Give the listing below again in full, exactly as written.

---*---

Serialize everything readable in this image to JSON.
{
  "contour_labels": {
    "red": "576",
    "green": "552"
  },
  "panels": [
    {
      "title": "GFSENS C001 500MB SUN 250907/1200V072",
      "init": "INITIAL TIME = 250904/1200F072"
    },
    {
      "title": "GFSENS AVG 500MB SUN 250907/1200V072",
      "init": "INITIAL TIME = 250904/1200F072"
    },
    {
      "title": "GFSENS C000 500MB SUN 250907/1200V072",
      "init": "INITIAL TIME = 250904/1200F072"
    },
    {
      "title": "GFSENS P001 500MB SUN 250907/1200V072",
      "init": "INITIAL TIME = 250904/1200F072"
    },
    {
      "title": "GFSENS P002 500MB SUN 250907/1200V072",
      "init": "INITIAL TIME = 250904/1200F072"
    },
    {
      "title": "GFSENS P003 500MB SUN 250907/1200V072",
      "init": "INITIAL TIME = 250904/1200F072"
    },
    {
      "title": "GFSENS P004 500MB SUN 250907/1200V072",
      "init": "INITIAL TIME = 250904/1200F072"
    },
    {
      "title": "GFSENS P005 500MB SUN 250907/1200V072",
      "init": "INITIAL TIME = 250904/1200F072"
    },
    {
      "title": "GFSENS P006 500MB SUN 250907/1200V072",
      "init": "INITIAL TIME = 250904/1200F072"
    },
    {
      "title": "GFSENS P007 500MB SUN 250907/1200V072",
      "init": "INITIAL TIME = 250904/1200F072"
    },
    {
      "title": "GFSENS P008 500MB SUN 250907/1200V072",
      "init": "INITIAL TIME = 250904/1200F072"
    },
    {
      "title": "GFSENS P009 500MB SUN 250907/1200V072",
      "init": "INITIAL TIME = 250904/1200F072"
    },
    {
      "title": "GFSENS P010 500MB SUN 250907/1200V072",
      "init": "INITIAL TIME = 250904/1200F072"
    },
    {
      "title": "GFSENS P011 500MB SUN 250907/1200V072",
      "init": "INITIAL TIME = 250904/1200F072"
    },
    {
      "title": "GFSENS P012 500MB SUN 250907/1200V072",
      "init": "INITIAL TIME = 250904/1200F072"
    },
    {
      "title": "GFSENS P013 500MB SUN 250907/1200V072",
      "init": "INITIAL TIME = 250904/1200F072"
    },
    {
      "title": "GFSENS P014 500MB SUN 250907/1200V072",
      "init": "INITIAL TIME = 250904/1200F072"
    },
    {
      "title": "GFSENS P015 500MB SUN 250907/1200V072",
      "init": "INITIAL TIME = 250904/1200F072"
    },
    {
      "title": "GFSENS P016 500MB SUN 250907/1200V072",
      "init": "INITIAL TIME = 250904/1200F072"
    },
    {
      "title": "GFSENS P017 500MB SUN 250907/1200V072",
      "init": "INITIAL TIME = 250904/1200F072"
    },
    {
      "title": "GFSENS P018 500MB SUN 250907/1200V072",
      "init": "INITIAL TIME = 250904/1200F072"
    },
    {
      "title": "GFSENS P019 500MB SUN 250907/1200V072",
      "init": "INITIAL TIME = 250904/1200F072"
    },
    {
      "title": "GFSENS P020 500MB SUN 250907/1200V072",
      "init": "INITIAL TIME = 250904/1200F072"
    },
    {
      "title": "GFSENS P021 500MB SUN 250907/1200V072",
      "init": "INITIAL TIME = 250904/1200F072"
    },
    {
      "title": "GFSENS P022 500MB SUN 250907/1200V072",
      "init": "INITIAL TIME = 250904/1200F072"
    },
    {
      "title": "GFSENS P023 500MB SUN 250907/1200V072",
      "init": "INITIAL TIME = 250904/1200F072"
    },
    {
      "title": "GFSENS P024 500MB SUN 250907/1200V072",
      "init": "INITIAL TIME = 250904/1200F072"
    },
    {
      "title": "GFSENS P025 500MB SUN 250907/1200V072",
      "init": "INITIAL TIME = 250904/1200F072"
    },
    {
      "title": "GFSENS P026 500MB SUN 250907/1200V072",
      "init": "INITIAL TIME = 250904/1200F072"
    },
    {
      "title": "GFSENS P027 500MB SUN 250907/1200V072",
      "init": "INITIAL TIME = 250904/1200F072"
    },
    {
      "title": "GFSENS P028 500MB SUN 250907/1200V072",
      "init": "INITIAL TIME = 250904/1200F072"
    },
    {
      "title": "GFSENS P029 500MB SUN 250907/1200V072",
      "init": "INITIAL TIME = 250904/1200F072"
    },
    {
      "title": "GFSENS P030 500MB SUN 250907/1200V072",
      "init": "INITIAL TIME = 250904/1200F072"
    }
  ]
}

---*---

■ Output of the task ■
Serialize everything readable in this image to JSON.
{
  "contour_labels": {
    "red": "576",
    "green": "552"
  },
  "panels": [
    {
      "title": "GFSENS C001 500MB SUN 250907/1200V072",
      "init": "INITIAL TIME = 250904/1200F072"
    },
    {
      "title": "GFSENS AVG 500MB SUN 250907/1200V072",
      "init": "INITIAL TIME = 250904/1200F072"
    },
    {
      "title": "GFSENS C000 500MB SUN 250907/1200V072",
      "init": "INITIAL TIME = 250904/1200F072"
    },
    {
      "title": "GFSENS P001 500MB SUN 250907/1200V072",
      "init": "INITIAL TIME = 250904/1200F072"
    },
    {
      "title": "GFSENS P002 500MB SUN 250907/1200V072",
      "init": "INITIAL TIME = 250904/1200F072"
    },
    {
      "title": "GFSENS P003 500MB SUN 250907/1200V072",
      "init": "INITIAL TIME = 250904/1200F072"
    },
    {
      "title": "GFSENS P004 500MB SUN 250907/1200V072",
      "init": "INITIAL TIME = 250904/1200F072"
    },
    {
      "title": "GFSENS P005 500MB SUN 250907/1200V072",
      "init": "INITIAL TIME = 250904/1200F072"
    },
    {
      "title": "GFSENS P006 500MB SUN 250907/1200V072",
      "init": "INITIAL TIME = 250904/1200F072"
    },
    {
      "title": "GFSENS P007 500MB SUN 250907/1200V072",
      "init": "INITIAL TIME = 250904/1200F072"
    },
    {
      "title": "GFSENS P008 500MB SUN 250907/1200V072",
      "init": "INITIAL TIME = 250904/1200F072"
    },
    {
      "title": "GFSENS P009 500MB SUN 250907/1200V072",
      "init": "INITIAL TIME = 250904/1200F072"
    },
    {
      "title": "GFSENS P010 500MB SUN 250907/1200V072",
      "init": "INITIAL TIME = 250904/1200F072"
    },
    {
      "title": "GFSENS P011 500MB SUN 250907/1200V072",
      "init": "INITIAL TIME = 250904/1200F072"
    },
    {
      "title": "GFSENS P012 500MB SUN 250907/1200V072",
      "init": "INITIAL TIME = 250904/1200F072"
    },
    {
      "title": "GFSENS P013 500MB SUN 250907/1200V072",
      "init": "INITIAL TIME = 250904/1200F072"
    },
    {
      "title": "GFSENS P014 500MB SUN 250907/1200V072",
      "init": "INITIAL TIME = 250904/1200F072"
    },
    {
      "title": "GFSENS P015 500MB SUN 250907/1200V072",
      "init": "INITIAL TIME = 250904/1200F072"
    },
    {
      "title": "GFSENS P016 500MB SUN 250907/1200V072",
      "init": "INITIAL TIME = 250904/1200F072"
    },
    {
      "title": "GFSENS P017 500MB SUN 250907/1200V072",
      "init": "INITIAL TIME = 250904/1200F072"
    },
    {
      "title": "GFSENS P018 500MB SUN 250907/1200V072",
      "init": "INITIAL TIME = 250904/1200F072"
    },
    {
      "title": "GFSENS P019 500MB SUN 250907/1200V072",
      "init": "INITIAL TIME = 250904/1200F072"
    },
    {
      "title": "GFSENS P020 500MB SUN 250907/1200V072",
      "init": "INITIAL TIME = 250904/1200F072"
    },
    {
      "title": "GFSENS P021 500MB SUN 250907/1200V072",
      "init": "INITIAL TIME = 250904/1200F072"
    },
    {
      "title": "GFSENS P022 500MB SUN 250907/1200V072",
      "init": "INITIAL TIME = 250904/1200F072"
    },
    {
      "title": "GFSENS P023 500MB SUN 250907/1200V072",
      "init": "INITIAL TIME = 250904/1200F072"
    },
    {
      "title": "GFSENS P024 500MB SUN 250907/1200V072",
      "init": "INITIAL TIME = 250904/1200F072"
    },
    {
      "title": "GFSENS P025 500MB SUN 250907/1200V072",
      "init": "INITIAL TIME = 250904/1200F072"
    },
    {
      "title": "GFSENS P026 500MB SUN 250907/1200V072",
      "init": "INITIAL TIME = 250904/1200F072"
    },
    {
      "title": "GFSENS P027 500MB SUN 250907/1200V072",
      "init": "INITIAL TIME = 250904/1200F072"
    },
    {
      "title": "GFSENS P028 500MB SUN 250907/1200V072",
      "init": "INITIAL TIME = 250904/1200F072"
    },
    {
      "title": "GFSENS P029 500MB SUN 250907/1200V072",
      "init": "INITIAL TIME = 250904/1200F072"
    },
    {
      "title": "GFSENS P030 500MB SUN 250907/1200V072",
      "init": "INITIAL TIME = 250904/1200F072"
    }
  ]
}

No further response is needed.